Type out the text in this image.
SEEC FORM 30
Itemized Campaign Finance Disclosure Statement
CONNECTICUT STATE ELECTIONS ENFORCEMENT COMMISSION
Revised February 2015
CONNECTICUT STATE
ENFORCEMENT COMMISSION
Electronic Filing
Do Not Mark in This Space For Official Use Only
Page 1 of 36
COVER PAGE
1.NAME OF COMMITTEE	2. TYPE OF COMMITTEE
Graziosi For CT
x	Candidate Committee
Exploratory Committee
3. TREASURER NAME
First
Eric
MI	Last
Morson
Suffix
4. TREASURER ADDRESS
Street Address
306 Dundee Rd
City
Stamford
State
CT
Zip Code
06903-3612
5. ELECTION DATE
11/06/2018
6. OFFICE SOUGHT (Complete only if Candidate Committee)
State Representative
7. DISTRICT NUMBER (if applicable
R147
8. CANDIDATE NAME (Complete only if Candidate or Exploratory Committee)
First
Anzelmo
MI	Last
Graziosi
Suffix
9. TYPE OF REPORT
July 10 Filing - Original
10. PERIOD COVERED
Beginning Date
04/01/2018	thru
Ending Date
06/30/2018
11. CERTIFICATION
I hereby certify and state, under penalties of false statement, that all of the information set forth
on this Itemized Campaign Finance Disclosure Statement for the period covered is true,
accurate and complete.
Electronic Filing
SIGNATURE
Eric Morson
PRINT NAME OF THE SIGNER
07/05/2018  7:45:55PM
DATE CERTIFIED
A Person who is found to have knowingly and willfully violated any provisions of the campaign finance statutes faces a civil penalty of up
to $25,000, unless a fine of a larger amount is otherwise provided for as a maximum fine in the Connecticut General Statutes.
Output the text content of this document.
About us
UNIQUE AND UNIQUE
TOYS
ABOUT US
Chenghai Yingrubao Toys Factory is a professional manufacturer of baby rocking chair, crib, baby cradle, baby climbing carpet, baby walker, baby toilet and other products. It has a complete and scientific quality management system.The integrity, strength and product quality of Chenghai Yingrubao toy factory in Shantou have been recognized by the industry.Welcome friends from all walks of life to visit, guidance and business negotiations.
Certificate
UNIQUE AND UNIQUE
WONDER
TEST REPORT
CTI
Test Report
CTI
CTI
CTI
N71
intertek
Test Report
· · · ·
WORK TO BE COMPLETED>
Retype the data exactly as given.

THE COMPLETED TASK>
Type out the text in this image.
SEEC FORM 30
Itemized Campaign Finance Disclosure Statement
CONNECTICUT STATE ELECTIONS ENFORCEMENT COMMISSION
Revised February 2015
CONNECTICUT STATE
ENFORCEMENT COMMISSION
Electronic Filing
Do Not Mark in This Space For Official Use Only
Page 1 of 36
COVER PAGE
1.NAME OF COMMITTEE	2. TYPE OF COMMITTEE
Graziosi For CT
x	Candidate Committee
Exploratory Committee
3. TREASURER NAME
First
Eric
MI	Last
Morson
Suffix
4. TREASURER ADDRESS
Street Address
306 Dundee Rd
City
Stamford
State
CT
Zip Code
06903-3612
5. ELECTION DATE
11/06/2018
6. OFFICE SOUGHT (Complete only if Candidate Committee)
State Representative
7. DISTRICT NUMBER (if applicable
R147
8. CANDIDATE NAME (Complete only if Candidate or Exploratory Committee)
First
Anzelmo
MI	Last
Graziosi
Suffix
9. TYPE OF REPORT
July 10 Filing - Original
10. PERIOD COVERED
Beginning Date
04/01/2018	thru
Ending Date
06/30/2018
11. CERTIFICATION
I hereby certify and state, under penalties of false statement, that all of the information set forth
on this Itemized Campaign Finance Disclosure Statement for the period covered is true,
accurate and complete.
Electronic Filing
SIGNATURE
Eric Morson
PRINT NAME OF THE SIGNER
07/05/2018  7:45:55PM
DATE CERTIFIED
A Person who is found to have knowingly and willfully violated any provisions of the campaign finance statutes faces a civil penalty of up
to $25,000, unless a fine of a larger amount is otherwise provided for as a maximum fine in the Connecticut General Statutes.
Output the text content of this document.
About us
UNIQUE AND UNIQUE
TOYS
ABOUT US
Chenghai Yingrubao Toys Factory is a professional manufacturer of baby rocking chair, crib, baby cradle, baby climbing carpet, baby walker, baby toilet and other products. It has a complete and scientific quality management system.The integrity, strength and product quality of Chenghai Yingrubao toy factory in Shantou have been recognized by the industry.Welcome friends from all walks of life to visit, guidance and business negotiations.
Certificate
UNIQUE AND UNIQUE
WONDER
TEST REPORT
CTI
Test Report
CTI
CTI
CTI
N71
intertek
Test Report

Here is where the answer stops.